=== RECORDS SHOWN ===

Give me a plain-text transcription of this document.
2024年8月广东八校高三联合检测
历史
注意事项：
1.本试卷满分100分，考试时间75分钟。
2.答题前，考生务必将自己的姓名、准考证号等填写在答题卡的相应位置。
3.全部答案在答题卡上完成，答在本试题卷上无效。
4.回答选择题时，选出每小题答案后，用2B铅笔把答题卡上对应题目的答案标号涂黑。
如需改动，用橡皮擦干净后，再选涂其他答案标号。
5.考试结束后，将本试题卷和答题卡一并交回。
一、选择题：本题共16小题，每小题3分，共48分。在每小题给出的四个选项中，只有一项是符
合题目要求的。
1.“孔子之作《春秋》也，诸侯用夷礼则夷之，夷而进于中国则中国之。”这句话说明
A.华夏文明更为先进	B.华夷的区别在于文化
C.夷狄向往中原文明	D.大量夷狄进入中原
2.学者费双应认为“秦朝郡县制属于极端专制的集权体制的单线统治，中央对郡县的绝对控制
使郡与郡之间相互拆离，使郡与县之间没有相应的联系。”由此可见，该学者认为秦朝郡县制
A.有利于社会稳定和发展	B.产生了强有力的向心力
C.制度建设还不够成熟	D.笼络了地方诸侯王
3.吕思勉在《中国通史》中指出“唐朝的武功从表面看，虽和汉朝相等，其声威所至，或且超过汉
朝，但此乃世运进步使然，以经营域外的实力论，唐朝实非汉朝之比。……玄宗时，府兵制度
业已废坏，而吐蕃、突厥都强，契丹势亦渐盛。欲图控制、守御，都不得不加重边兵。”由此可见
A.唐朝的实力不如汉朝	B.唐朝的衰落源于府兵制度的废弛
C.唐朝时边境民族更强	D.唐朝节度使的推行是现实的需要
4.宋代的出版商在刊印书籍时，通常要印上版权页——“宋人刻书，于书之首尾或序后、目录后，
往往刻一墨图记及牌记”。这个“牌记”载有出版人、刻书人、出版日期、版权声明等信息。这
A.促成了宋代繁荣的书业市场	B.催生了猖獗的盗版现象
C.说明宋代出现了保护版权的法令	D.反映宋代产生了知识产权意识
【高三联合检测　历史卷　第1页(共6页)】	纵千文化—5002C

===

(INSTRUCTIONS FOR THE TASK): Copy every line verbatim.

(TASK OUTPUT):
Give me a plain-text transcription of this document.
2024年8月广东八校高三联合检测
历史
注意事项：
1.本试卷满分100分，考试时间75分钟。
2.答题前，考生务必将自己的姓名、准考证号等填写在答题卡的相应位置。
3.全部答案在答题卡上完成，答在本试题卷上无效。
4.回答选择题时，选出每小题答案后，用2B铅笔把答题卡上对应题目的答案标号涂黑。
如需改动，用橡皮擦干净后，再选涂其他答案标号。
5.考试结束后，将本试题卷和答题卡一并交回。
一、选择题：本题共16小题，每小题3分，共48分。在每小题给出的四个选项中，只有一项是符
合题目要求的。
1.“孔子之作《春秋》也，诸侯用夷礼则夷之，夷而进于中国则中国之。”这句话说明
A.华夏文明更为先进	B.华夷的区别在于文化
C.夷狄向往中原文明	D.大量夷狄进入中原
2.学者费双应认为“秦朝郡县制属于极端专制的集权体制的单线统治，中央对郡县的绝对控制
使郡与郡之间相互拆离，使郡与县之间没有相应的联系。”由此可见，该学者认为秦朝郡县制
A.有利于社会稳定和发展	B.产生了强有力的向心力
C.制度建设还不够成熟	D.笼络了地方诸侯王
3.吕思勉在《中国通史》中指出“唐朝的武功从表面看，虽和汉朝相等，其声威所至，或且超过汉
朝，但此乃世运进步使然，以经营域外的实力论，唐朝实非汉朝之比。……玄宗时，府兵制度
业已废坏，而吐蕃、突厥都强，契丹势亦渐盛。欲图控制、守御，都不得不加重边兵。”由此可见
A.唐朝的实力不如汉朝	B.唐朝的衰落源于府兵制度的废弛
C.唐朝时边境民族更强	D.唐朝节度使的推行是现实的需要
4.宋代的出版商在刊印书籍时，通常要印上版权页——“宋人刻书，于书之首尾或序后、目录后，
往往刻一墨图记及牌记”。这个“牌记”载有出版人、刻书人、出版日期、版权声明等信息。这
A.促成了宋代繁荣的书业市场	B.催生了猖獗的盗版现象
C.说明宋代出现了保护版权的法令	D.反映宋代产生了知识产权意识
【高三联合检测　历史卷　第1页(共6页)】	纵千文化—5002C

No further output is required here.